**Data for processing**
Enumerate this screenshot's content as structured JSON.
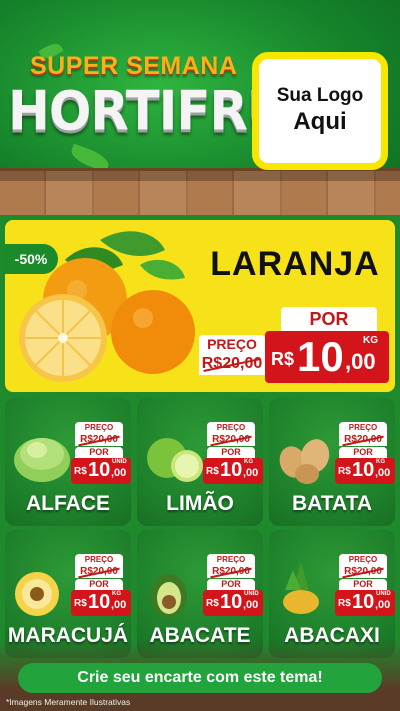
{
  "header": {
    "super_semana": "SUPER SEMANA",
    "hortifruti": "HORTIFRUTI",
    "logo_line1": "Sua Logo",
    "logo_line2": "Aqui"
  },
  "featured": {
    "badge": "-50%",
    "name": "LARANJA",
    "preco_label": "PREÇO",
    "old_price": "R$20,00",
    "por_label": "POR",
    "currency": "R$",
    "new_int": "10",
    "new_dec": ",00",
    "unit": "KG"
  },
  "products": [
    {
      "name": "ALFACE",
      "preco_label": "PREÇO",
      "old_price": "R$20,00",
      "por_label": "POR",
      "currency": "R$",
      "new_int": "10",
      "new_dec": ",00",
      "unit": "UNID"
    },
    {
      "name": "LIMÃO",
      "preco_label": "PREÇO",
      "old_price": "R$20,00",
      "por_label": "POR",
      "currency": "R$",
      "new_int": "10",
      "new_dec": ",00",
      "unit": "KG"
    },
    {
      "name": "BATATA",
      "preco_label": "PREÇO",
      "old_price": "R$20,00",
      "por_label": "POR",
      "currency": "R$",
      "new_int": "10",
      "new_dec": ",00",
      "unit": "KG"
    },
    {
      "name": "MARACUJÁ",
      "preco_label": "PREÇO",
      "old_price": "R$20,00",
      "por_label": "POR",
      "currency": "R$",
      "new_int": "10",
      "new_dec": ",00",
      "unit": "KG"
    },
    {
      "name": "ABACATE",
      "preco_label": "PREÇO",
      "old_price": "R$20,00",
      "por_label": "POR",
      "currency": "R$",
      "new_int": "10",
      "new_dec": ",00",
      "unit": "UNID"
    },
    {
      "name": "ABACAXI",
      "preco_label": "PREÇO",
      "old_price": "R$20,00",
      "por_label": "POR",
      "currency": "R$",
      "new_int": "10",
      "new_dec": ",00",
      "unit": "UNID"
    }
  ],
  "cta": "Crie seu encarte com este tema!",
  "disclaimer": "*Imagens Meramente Ilustrativas",
  "colors": {
    "green": "#1e8a2c",
    "yellow": "#f7e21a",
    "red": "#d3141a",
    "gold": "#f5b21b"
  },
  "icons": [
    "orange-icon",
    "lettuce-icon",
    "lime-icon",
    "potato-icon",
    "passion-fruit-icon",
    "avocado-icon",
    "pineapple-icon"
  ]
}
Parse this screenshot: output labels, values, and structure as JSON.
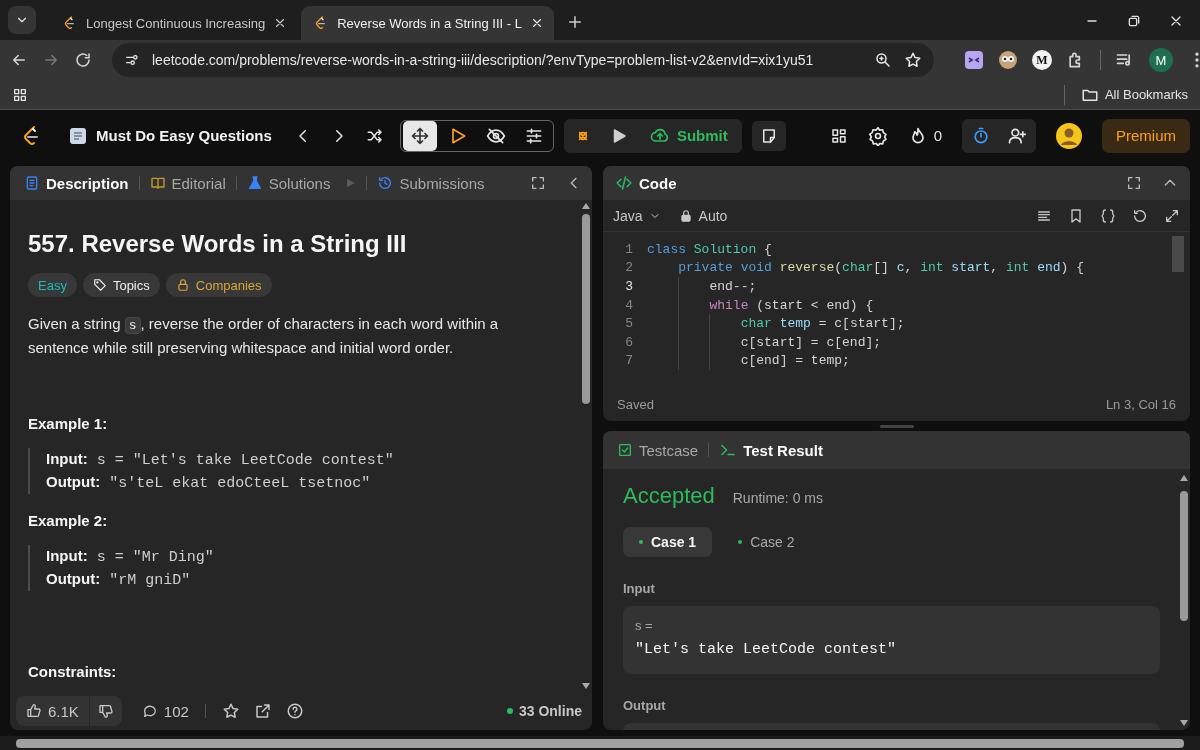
{
  "browser": {
    "tabs": [
      {
        "title": "Longest Continuous Increasing",
        "selected": false
      },
      {
        "title": "Reverse Words in a String III - L",
        "selected": true
      }
    ],
    "url": "leetcode.com/problems/reverse-words-in-a-string-iii/description/?envType=problem-list-v2&envId=xix1yu51",
    "extension_badge": "M",
    "profile_initial": "M",
    "bookmarks_label": "All Bookmarks"
  },
  "header": {
    "list_title": "Must Do Easy Questions",
    "submit": "Submit",
    "streak": "0",
    "premium": "Premium"
  },
  "description": {
    "tabs": [
      {
        "label": "Description",
        "kind": "doc",
        "selected": true
      },
      {
        "label": "Editorial",
        "kind": "book",
        "selected": false
      },
      {
        "label": "Solutions",
        "kind": "flask",
        "selected": false
      },
      {
        "label": "Submissions",
        "kind": "history",
        "selected": false
      }
    ],
    "title": "557. Reverse Words in a String III",
    "tags": [
      {
        "label": "Easy",
        "kind": "difficulty"
      },
      {
        "label": "Topics",
        "kind": "topics"
      },
      {
        "label": "Companies",
        "kind": "companies"
      }
    ],
    "statement": {
      "before": "Given a string ",
      "code": "s",
      "after": ", reverse the order of characters in each word within a sentence while still preserving whitespace and initial word order."
    },
    "examples": [
      {
        "title": "Example 1:",
        "input_label": "Input:",
        "input": "s = \"Let's take LeetCode contest\"",
        "output_label": "Output:",
        "output": "\"s'teL ekat edoCteeL tsetnoc\""
      },
      {
        "title": "Example 2:",
        "input_label": "Input:",
        "input": "s = \"Mr Ding\"",
        "output_label": "Output:",
        "output": "\"rM gniD\""
      }
    ],
    "constraints_title": "Constraints:",
    "likes": "6.1K",
    "comments": "102",
    "online": "33 Online"
  },
  "code": {
    "title": "Code",
    "language": "Java",
    "mode": "Auto",
    "lines": [
      {
        "number": "1",
        "current": false,
        "tokens": [
          {
            "text": "class",
            "kind": "keyword"
          },
          {
            "text": " Solution",
            "kind": "type"
          },
          {
            "text": " {",
            "kind": "plain"
          }
        ]
      },
      {
        "number": "2",
        "current": false,
        "tokens": [
          {
            "text": "    private",
            "kind": "keyword"
          },
          {
            "text": " void",
            "kind": "keyword"
          },
          {
            "text": " reverse",
            "kind": "function"
          },
          {
            "text": "(",
            "kind": "plain"
          },
          {
            "text": "char",
            "kind": "type"
          },
          {
            "text": "[] ",
            "kind": "plain"
          },
          {
            "text": "c",
            "kind": "variable"
          },
          {
            "text": ", ",
            "kind": "plain"
          },
          {
            "text": "int",
            "kind": "type"
          },
          {
            "text": " start",
            "kind": "variable"
          },
          {
            "text": ", ",
            "kind": "plain"
          },
          {
            "text": "int",
            "kind": "type"
          },
          {
            "text": " end",
            "kind": "variable"
          },
          {
            "text": ") {",
            "kind": "plain"
          }
        ]
      },
      {
        "number": "3",
        "current": true,
        "tokens": [
          {
            "text": "        end--;",
            "kind": "plain"
          }
        ]
      },
      {
        "number": "4",
        "current": false,
        "tokens": [
          {
            "text": "        while",
            "kind": "control"
          },
          {
            "text": " (start < end) {",
            "kind": "plain"
          }
        ]
      },
      {
        "number": "5",
        "current": false,
        "tokens": [
          {
            "text": "            char",
            "kind": "type"
          },
          {
            "text": " temp",
            "kind": "variable"
          },
          {
            "text": " = c[start];",
            "kind": "plain"
          }
        ]
      },
      {
        "number": "6",
        "current": false,
        "tokens": [
          {
            "text": "            c[start] = c[end];",
            "kind": "plain"
          }
        ]
      },
      {
        "number": "7",
        "current": false,
        "tokens": [
          {
            "text": "            c[end] = temp;",
            "kind": "plain"
          }
        ]
      }
    ],
    "status": "Saved",
    "cursor": "Ln 3, Col 16"
  },
  "result": {
    "tabs": [
      {
        "label": "Testcase",
        "kind": "checkbox",
        "selected": false
      },
      {
        "label": "Test Result",
        "kind": "terminal",
        "selected": true
      }
    ],
    "verdict": "Accepted",
    "runtime": "Runtime: 0 ms",
    "cases": [
      {
        "label": "Case 1",
        "passed": true,
        "selected": true
      },
      {
        "label": "Case 2",
        "passed": true,
        "selected": false
      }
    ],
    "input_label": "Input",
    "params": [
      {
        "name": "s =",
        "value": "\"Let's take LeetCode contest\""
      }
    ],
    "output_label": "Output"
  }
}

**Brief**
Gather all lines with the string "JSON" from the data.

**Result of this task**
Enumerate this screenshot's content as structured JSON.
Parse this screenshot: output labels, values, and structure as JSON.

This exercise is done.